# Entries provided start
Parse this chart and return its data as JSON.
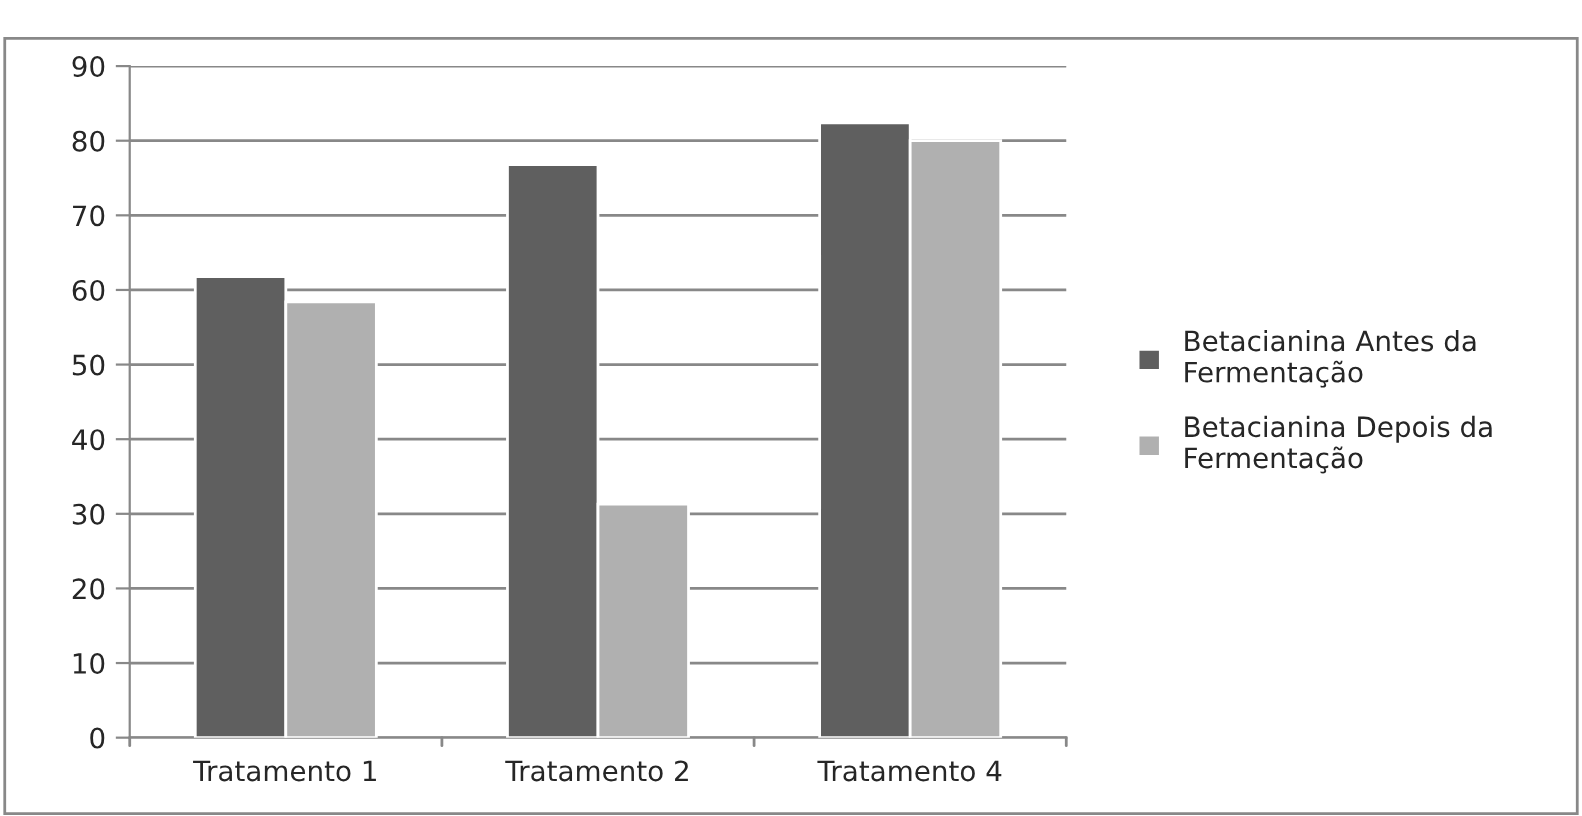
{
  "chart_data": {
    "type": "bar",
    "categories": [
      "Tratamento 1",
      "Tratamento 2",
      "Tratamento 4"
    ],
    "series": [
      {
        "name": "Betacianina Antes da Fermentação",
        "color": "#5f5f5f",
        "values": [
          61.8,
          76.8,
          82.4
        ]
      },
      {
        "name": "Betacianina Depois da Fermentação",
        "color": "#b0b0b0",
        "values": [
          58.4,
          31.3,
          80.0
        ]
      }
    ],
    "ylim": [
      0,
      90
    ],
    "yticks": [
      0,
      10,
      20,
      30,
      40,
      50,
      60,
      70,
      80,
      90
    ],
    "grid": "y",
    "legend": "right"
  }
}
# Entries provided end
# Entries provided start
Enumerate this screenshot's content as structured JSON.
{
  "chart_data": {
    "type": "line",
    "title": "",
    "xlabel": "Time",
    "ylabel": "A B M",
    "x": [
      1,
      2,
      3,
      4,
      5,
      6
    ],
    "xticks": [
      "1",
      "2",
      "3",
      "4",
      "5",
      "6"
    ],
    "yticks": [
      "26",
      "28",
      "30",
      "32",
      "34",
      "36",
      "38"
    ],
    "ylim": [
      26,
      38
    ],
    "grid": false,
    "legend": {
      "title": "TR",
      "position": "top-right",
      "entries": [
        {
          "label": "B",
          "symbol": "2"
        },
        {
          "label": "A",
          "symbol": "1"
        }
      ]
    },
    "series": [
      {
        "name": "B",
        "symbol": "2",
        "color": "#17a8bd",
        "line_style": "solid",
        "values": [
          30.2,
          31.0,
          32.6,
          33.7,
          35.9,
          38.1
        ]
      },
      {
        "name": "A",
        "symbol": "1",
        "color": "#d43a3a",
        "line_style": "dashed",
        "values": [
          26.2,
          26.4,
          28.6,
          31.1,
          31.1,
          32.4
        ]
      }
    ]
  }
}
# Entries provided end
Work required:
Identify the lines above that contain the word "Fermentação", then copy them.

Answer in full:
        "name": "Betacianina Antes da Fermentação",
        "name": "Betacianina Depois da Fermentação",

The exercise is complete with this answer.